> _Records supplied_:
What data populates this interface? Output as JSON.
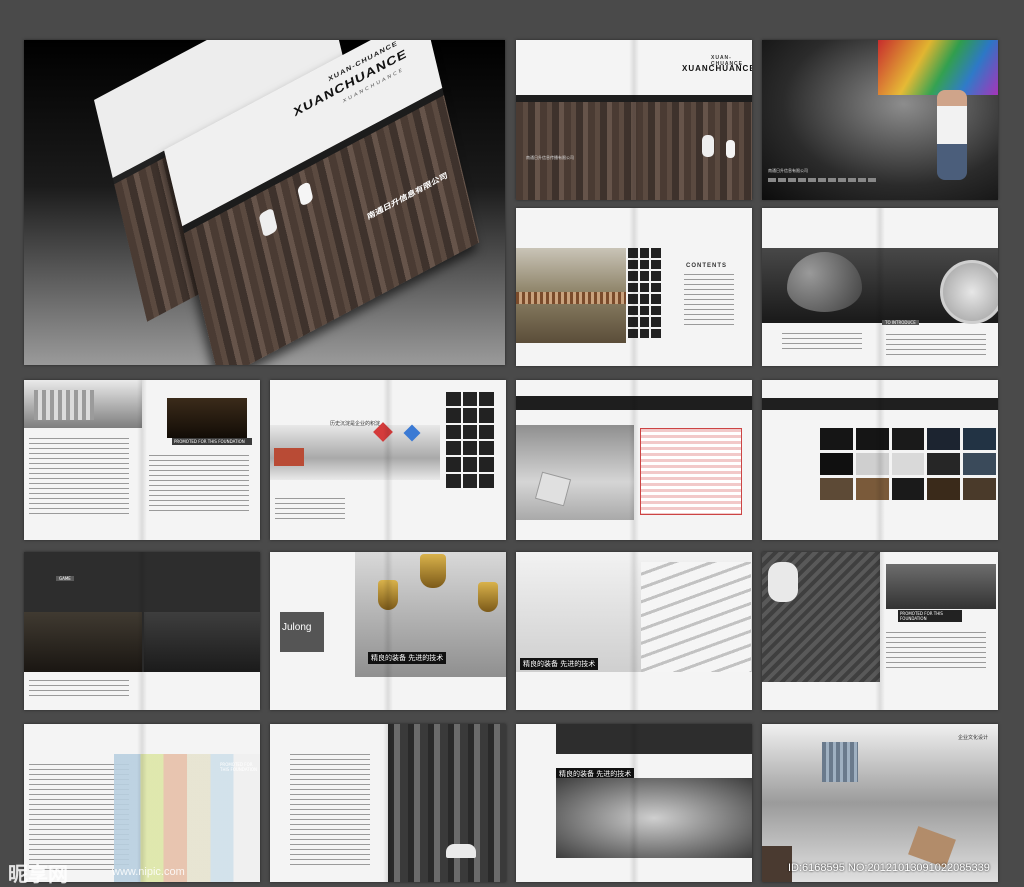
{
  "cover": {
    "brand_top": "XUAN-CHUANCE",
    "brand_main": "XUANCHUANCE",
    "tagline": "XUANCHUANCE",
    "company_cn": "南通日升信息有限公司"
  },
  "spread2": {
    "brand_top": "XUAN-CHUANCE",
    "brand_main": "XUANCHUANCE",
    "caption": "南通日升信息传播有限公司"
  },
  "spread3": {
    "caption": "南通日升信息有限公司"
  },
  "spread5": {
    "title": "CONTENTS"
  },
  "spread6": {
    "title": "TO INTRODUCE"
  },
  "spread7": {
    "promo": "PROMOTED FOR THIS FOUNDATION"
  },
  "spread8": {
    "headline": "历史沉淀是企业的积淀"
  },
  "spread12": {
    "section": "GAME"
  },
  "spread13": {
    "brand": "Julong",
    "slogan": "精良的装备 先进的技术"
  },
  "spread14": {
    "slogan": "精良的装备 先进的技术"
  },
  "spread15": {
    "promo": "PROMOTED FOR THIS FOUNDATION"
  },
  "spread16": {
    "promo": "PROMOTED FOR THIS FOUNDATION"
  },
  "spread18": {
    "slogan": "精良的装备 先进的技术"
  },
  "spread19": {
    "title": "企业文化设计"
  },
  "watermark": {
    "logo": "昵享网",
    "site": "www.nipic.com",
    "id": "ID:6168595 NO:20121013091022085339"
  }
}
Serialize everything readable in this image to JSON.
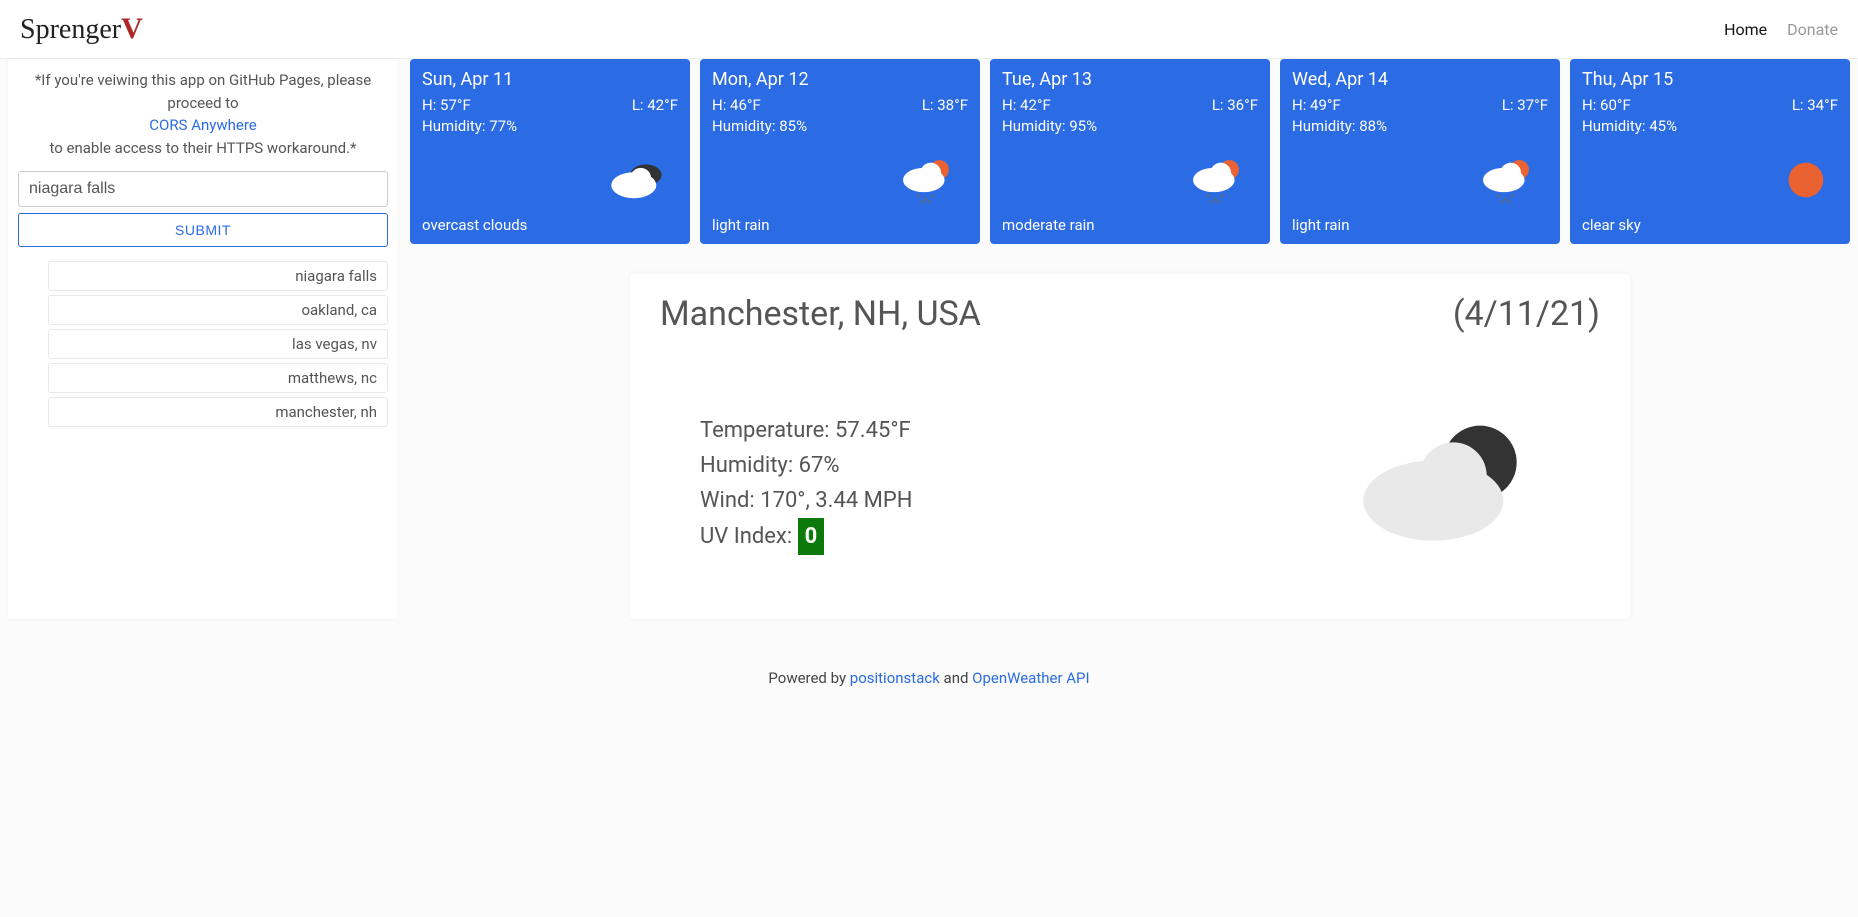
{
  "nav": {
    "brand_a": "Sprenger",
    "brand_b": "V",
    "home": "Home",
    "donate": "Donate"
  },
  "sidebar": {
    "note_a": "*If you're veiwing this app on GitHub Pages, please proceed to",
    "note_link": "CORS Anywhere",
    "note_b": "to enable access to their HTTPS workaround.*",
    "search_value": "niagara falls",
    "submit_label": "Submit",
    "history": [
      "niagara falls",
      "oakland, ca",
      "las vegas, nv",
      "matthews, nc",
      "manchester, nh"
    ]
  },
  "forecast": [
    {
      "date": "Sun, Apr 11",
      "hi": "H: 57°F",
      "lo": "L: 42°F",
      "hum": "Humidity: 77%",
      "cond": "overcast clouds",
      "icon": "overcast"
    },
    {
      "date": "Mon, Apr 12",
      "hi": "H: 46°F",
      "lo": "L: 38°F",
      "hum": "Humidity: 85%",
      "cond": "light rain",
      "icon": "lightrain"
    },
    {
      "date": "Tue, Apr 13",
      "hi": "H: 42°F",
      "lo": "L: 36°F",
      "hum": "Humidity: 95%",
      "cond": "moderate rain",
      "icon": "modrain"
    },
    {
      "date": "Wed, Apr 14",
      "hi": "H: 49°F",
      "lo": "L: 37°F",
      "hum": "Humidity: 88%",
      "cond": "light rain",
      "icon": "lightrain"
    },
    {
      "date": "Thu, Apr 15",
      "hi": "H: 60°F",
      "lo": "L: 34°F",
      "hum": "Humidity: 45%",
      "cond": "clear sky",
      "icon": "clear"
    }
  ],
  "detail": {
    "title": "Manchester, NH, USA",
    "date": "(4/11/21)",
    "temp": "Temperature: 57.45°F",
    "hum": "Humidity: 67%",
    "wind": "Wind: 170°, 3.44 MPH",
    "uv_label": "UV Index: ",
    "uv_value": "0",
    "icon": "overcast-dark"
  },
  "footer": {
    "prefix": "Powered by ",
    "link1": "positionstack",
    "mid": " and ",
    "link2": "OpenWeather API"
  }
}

* * *

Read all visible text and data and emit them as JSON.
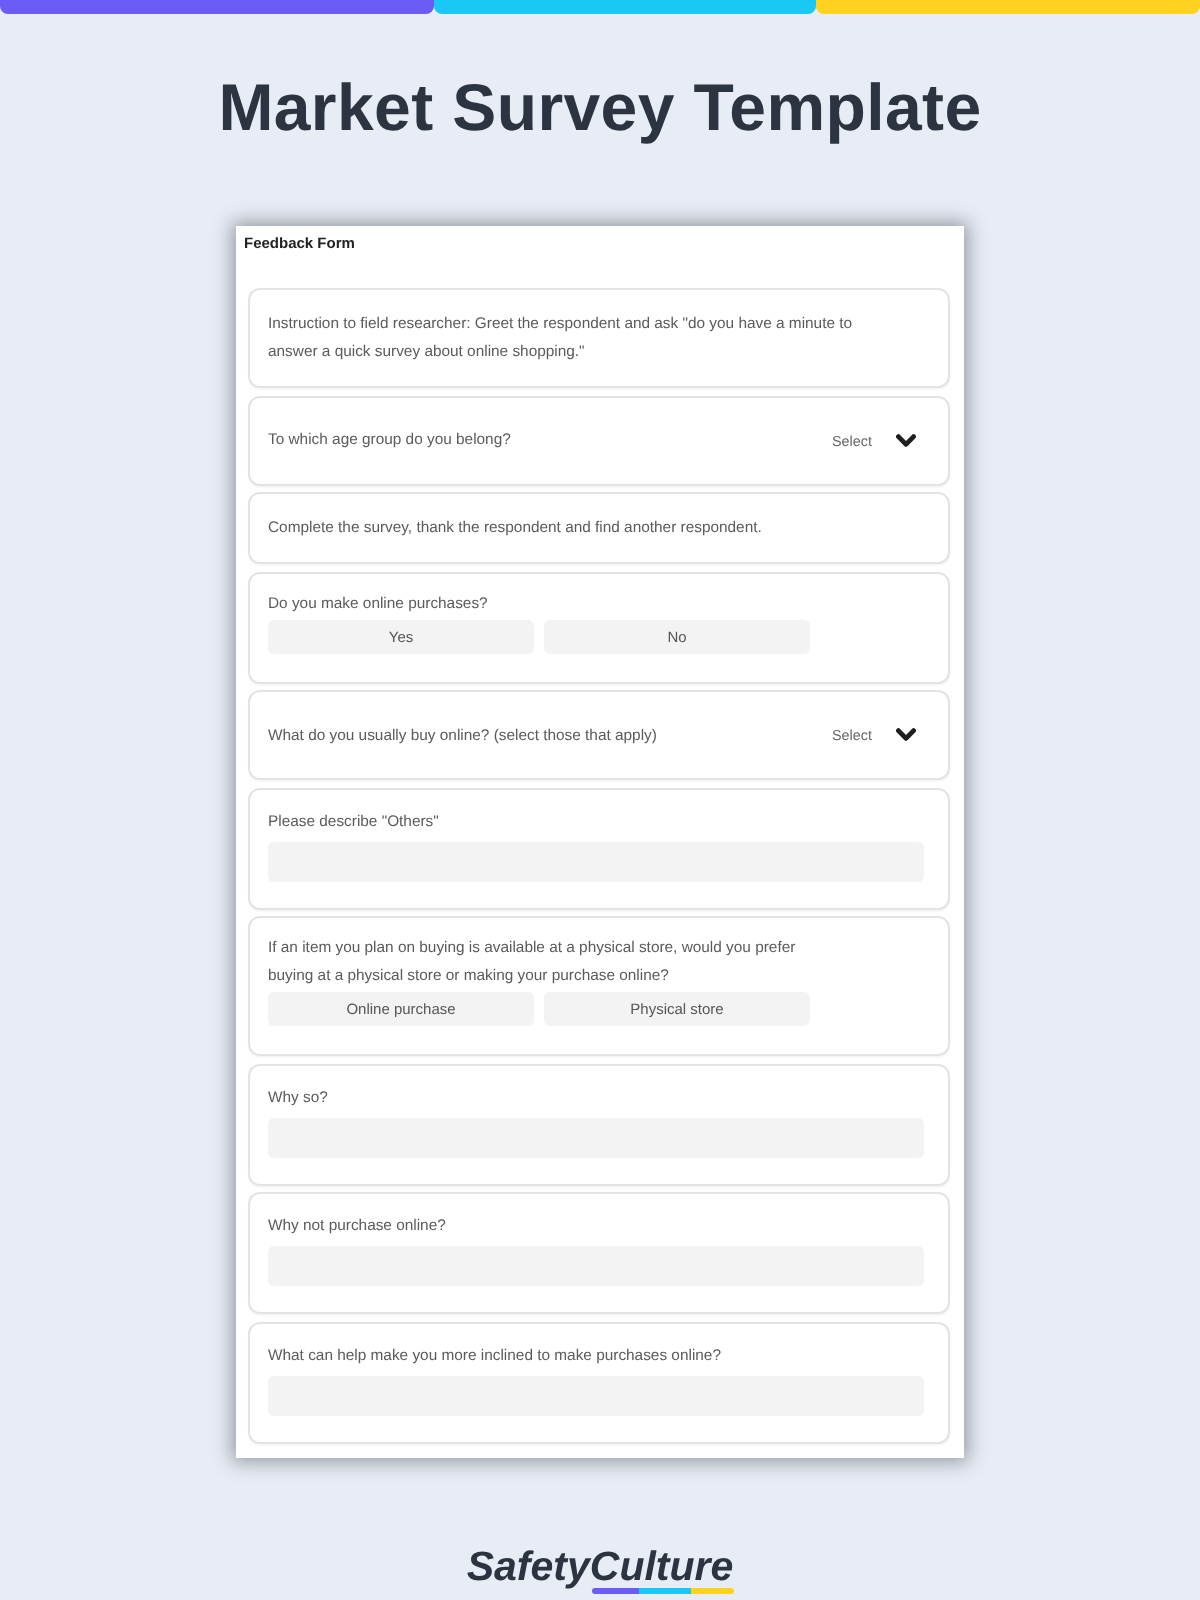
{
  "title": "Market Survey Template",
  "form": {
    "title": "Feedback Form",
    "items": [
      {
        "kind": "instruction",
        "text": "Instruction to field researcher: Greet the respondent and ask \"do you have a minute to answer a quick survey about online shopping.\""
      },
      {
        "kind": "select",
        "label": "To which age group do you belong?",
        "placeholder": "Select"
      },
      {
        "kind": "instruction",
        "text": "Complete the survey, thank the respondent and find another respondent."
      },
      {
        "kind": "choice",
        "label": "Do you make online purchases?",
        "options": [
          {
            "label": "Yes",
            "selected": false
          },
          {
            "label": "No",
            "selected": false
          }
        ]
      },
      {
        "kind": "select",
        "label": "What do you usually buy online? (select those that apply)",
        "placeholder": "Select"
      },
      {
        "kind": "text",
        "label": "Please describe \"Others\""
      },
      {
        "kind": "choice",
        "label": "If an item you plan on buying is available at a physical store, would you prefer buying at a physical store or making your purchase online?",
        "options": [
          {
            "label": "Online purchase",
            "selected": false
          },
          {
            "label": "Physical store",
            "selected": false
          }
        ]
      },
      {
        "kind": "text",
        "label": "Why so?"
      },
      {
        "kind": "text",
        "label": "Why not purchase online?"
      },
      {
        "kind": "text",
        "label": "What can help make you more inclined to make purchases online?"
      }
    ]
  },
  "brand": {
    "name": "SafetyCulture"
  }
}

> _Brief_: Return all lines containing "falls".

> _Exercise result_:
    "search_value": "niagara falls",
      "niagara falls",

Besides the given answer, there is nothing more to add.